### WHAT NEEDS TO BE DONE
In the listing that follows, count the lines holding the word "Percentage" and report only that number.

### DATA SHOWN
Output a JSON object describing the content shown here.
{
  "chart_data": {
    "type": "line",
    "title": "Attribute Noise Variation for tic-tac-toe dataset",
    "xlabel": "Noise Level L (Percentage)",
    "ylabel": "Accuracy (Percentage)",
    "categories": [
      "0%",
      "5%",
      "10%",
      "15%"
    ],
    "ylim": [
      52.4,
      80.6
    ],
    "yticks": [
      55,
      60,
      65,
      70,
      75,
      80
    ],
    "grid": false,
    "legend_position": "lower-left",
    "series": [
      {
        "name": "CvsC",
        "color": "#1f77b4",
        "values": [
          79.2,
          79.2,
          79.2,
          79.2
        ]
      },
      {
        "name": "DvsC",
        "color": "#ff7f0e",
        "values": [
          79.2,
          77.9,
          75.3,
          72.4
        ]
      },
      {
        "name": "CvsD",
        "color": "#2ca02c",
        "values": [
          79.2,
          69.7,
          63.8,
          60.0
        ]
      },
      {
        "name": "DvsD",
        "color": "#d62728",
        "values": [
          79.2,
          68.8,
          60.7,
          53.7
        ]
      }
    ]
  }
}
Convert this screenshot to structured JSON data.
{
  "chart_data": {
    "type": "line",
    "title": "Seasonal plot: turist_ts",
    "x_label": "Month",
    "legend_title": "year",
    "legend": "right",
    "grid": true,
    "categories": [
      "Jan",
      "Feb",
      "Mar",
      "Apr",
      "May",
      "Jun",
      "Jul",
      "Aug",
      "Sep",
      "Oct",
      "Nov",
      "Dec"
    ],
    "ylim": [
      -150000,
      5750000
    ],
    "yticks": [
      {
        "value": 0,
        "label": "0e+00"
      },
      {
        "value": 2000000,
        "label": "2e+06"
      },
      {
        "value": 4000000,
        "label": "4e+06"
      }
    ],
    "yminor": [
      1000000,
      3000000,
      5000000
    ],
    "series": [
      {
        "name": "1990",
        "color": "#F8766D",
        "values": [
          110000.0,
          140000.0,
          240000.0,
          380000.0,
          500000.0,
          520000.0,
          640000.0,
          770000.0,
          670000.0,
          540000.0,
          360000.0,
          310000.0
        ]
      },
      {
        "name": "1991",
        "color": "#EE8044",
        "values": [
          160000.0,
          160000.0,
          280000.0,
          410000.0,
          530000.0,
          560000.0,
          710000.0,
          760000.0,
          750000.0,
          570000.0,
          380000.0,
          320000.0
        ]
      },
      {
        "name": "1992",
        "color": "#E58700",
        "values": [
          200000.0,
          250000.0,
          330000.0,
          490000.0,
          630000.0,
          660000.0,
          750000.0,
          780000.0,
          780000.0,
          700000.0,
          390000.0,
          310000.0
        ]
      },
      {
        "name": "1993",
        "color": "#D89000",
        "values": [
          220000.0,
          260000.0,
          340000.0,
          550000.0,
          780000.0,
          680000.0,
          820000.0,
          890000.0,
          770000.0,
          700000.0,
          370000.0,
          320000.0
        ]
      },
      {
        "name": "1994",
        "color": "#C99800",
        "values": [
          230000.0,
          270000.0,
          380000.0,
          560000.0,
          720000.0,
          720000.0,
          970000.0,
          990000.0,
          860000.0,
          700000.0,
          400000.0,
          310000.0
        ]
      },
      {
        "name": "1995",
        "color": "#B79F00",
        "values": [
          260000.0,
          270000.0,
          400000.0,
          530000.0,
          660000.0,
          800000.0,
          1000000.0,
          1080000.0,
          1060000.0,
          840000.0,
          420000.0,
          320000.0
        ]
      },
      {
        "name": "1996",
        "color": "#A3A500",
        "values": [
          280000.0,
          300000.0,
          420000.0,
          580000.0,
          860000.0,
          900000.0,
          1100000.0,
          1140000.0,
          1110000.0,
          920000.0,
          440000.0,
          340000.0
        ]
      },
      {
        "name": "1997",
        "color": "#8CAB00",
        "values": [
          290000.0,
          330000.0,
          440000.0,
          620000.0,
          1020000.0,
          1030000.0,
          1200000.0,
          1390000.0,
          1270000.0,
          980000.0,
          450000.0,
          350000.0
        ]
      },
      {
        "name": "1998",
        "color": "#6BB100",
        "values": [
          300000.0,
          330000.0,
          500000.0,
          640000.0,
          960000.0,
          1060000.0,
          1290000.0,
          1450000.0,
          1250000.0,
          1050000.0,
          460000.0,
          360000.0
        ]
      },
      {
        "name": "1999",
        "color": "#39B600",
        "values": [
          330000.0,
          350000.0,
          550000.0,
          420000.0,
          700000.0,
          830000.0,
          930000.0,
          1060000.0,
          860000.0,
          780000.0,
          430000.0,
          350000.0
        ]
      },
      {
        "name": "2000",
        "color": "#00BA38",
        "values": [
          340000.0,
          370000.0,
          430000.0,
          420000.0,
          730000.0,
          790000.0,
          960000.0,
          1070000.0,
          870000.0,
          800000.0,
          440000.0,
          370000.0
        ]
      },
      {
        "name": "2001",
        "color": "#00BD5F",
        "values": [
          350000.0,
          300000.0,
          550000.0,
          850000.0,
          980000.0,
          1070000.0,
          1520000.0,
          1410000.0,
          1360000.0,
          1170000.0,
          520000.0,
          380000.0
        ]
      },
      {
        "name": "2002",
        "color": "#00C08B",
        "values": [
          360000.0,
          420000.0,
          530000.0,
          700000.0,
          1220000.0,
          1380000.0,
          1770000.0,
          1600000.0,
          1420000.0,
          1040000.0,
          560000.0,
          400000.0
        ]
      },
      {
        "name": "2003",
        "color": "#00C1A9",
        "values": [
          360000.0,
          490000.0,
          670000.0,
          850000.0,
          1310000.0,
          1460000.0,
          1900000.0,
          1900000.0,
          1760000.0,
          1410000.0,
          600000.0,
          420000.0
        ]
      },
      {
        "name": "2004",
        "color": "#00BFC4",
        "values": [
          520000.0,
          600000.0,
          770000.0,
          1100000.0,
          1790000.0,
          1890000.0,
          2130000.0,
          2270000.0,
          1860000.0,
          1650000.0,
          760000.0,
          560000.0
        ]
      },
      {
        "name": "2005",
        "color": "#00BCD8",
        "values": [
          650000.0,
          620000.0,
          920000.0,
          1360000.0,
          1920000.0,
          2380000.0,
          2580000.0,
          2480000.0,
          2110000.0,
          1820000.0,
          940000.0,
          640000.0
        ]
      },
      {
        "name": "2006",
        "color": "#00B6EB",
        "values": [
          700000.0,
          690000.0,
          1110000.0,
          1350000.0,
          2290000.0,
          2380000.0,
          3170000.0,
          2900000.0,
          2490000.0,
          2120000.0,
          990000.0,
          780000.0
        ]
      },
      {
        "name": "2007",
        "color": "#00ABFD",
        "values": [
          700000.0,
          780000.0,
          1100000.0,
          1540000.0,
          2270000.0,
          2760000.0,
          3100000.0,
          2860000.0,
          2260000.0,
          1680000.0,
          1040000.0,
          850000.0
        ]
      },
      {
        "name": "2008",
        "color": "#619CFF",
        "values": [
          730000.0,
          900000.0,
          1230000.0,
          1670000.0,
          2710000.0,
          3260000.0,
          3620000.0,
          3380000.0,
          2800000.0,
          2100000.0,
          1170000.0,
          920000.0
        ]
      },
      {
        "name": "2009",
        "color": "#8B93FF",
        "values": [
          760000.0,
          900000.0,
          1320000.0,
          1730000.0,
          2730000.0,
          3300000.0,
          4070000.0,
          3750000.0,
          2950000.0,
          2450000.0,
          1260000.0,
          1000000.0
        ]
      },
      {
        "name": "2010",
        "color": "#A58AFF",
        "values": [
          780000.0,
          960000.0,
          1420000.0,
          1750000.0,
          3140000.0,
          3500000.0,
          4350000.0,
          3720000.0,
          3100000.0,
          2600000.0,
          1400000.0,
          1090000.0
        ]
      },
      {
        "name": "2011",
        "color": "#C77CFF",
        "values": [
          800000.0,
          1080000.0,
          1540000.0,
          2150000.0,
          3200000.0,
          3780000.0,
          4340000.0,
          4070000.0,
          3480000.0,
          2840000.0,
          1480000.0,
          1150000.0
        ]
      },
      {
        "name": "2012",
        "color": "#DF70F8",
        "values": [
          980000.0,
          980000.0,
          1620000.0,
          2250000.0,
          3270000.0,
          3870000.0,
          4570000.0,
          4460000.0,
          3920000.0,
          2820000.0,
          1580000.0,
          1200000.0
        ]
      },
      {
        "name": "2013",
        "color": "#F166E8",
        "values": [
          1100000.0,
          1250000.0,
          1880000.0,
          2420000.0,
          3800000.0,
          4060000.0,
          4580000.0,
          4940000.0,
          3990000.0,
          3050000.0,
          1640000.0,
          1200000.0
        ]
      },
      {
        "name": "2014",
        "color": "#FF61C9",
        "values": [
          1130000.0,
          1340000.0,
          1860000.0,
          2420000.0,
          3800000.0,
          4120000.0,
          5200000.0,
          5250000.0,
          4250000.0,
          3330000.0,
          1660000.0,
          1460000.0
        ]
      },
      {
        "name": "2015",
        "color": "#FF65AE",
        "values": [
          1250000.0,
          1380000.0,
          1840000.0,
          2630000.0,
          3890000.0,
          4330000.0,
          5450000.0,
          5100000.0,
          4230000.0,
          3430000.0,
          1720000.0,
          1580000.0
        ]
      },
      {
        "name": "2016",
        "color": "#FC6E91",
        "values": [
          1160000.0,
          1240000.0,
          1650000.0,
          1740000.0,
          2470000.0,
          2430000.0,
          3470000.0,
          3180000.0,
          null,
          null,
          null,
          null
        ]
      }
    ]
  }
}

### EXERCISE ANSWER
2